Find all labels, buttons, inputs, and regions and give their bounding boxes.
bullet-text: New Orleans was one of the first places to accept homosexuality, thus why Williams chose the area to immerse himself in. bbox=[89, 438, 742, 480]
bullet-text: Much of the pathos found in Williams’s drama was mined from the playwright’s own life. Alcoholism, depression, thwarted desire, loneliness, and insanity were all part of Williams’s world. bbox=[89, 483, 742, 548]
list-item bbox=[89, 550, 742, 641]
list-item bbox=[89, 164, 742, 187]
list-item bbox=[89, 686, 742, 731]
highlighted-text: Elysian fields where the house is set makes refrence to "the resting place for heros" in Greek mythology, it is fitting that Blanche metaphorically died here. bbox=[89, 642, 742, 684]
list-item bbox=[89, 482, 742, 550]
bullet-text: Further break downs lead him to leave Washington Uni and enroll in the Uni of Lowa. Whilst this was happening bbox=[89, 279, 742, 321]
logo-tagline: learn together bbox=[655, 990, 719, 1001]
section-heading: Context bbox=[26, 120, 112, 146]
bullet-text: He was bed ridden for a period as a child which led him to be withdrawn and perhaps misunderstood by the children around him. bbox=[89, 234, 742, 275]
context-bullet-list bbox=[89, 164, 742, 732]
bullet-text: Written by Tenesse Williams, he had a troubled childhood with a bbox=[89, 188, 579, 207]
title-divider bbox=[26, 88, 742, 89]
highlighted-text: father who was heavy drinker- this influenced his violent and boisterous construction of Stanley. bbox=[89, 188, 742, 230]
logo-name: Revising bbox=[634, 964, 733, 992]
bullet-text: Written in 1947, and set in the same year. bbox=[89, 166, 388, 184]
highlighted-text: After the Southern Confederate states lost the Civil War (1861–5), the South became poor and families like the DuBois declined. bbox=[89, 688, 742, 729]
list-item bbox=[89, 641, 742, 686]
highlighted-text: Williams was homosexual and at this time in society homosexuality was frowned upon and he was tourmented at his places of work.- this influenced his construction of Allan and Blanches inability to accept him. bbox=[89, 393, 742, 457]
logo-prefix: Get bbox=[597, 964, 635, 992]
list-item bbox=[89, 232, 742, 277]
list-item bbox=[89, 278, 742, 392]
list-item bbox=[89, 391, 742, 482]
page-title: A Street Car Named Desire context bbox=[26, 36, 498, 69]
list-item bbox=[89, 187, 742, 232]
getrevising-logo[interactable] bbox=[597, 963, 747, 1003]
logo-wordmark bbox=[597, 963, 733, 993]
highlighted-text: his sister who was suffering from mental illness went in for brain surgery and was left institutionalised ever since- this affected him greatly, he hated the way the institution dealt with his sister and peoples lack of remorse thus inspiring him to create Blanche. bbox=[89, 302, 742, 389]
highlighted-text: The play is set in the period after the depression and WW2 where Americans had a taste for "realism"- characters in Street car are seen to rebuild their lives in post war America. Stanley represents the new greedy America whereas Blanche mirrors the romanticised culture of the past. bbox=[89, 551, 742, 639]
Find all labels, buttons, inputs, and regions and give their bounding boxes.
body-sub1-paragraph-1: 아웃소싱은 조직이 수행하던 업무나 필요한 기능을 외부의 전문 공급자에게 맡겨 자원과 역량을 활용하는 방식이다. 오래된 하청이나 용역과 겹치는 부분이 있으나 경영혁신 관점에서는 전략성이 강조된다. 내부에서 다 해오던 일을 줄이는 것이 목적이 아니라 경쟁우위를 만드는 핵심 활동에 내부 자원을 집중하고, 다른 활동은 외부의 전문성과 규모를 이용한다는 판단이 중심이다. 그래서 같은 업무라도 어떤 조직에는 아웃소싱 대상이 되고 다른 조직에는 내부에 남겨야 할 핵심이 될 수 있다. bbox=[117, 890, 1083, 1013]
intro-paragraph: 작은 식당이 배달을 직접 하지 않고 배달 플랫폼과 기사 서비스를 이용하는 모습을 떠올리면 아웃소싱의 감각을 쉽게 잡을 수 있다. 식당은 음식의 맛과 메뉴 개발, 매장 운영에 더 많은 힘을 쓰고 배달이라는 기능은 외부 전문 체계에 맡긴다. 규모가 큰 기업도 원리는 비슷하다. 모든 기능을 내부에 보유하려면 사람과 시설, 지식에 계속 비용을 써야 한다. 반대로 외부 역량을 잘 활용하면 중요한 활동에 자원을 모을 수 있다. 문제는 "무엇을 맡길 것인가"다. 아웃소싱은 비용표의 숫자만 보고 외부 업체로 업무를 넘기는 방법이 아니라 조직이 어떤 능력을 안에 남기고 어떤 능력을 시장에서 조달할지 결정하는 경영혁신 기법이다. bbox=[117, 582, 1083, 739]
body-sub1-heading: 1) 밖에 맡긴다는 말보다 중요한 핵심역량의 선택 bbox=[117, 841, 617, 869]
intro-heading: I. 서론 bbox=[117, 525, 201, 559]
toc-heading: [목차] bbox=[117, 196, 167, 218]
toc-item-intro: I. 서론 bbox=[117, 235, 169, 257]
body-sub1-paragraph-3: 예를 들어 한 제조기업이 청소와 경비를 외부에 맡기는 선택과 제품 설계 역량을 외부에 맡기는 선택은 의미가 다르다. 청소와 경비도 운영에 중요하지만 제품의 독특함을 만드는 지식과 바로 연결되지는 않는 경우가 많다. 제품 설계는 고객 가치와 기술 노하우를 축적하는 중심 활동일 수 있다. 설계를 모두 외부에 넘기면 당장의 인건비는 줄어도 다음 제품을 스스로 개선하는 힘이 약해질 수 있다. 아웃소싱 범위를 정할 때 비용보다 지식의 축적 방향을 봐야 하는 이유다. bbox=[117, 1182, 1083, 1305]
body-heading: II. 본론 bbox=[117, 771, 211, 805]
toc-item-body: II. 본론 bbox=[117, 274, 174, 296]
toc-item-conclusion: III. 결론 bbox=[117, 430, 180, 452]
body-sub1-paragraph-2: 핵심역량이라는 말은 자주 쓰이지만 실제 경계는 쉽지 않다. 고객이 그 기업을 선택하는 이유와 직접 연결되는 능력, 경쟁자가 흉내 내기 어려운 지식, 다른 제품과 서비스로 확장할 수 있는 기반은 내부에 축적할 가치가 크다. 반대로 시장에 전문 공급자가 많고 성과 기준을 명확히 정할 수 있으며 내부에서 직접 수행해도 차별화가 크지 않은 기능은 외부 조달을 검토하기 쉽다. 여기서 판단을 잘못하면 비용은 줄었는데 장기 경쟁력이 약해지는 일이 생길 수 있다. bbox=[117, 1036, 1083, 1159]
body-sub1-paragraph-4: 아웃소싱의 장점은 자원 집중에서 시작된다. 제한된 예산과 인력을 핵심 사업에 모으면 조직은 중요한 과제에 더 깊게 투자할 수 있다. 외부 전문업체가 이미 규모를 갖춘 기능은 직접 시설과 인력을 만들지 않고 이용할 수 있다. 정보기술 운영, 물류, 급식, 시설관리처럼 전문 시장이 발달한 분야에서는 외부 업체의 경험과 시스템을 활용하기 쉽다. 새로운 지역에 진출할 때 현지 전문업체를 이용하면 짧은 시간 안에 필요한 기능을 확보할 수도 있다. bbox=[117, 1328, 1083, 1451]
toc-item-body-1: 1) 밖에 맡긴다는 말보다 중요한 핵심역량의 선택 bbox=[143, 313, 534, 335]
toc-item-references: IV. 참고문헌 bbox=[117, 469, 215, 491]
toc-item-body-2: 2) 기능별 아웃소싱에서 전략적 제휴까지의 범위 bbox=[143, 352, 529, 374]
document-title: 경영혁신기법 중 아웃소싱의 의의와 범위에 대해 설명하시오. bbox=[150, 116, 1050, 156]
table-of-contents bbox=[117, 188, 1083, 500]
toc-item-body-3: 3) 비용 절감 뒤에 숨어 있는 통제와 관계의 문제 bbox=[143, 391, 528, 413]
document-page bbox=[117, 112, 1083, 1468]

☆ ☆ ☆

§ **Stated goal**
Pull out every line of the data above that contains the word "Written". Matching is case-sensitive.

§ **Answer to this problem**
bullet-text: Written by Tenesse Williams, he had a troubled childhood with a bbox=[89, 188, 579, 207]
bullet-text: Written in 1947, and set in the same year. bbox=[89, 166, 388, 184]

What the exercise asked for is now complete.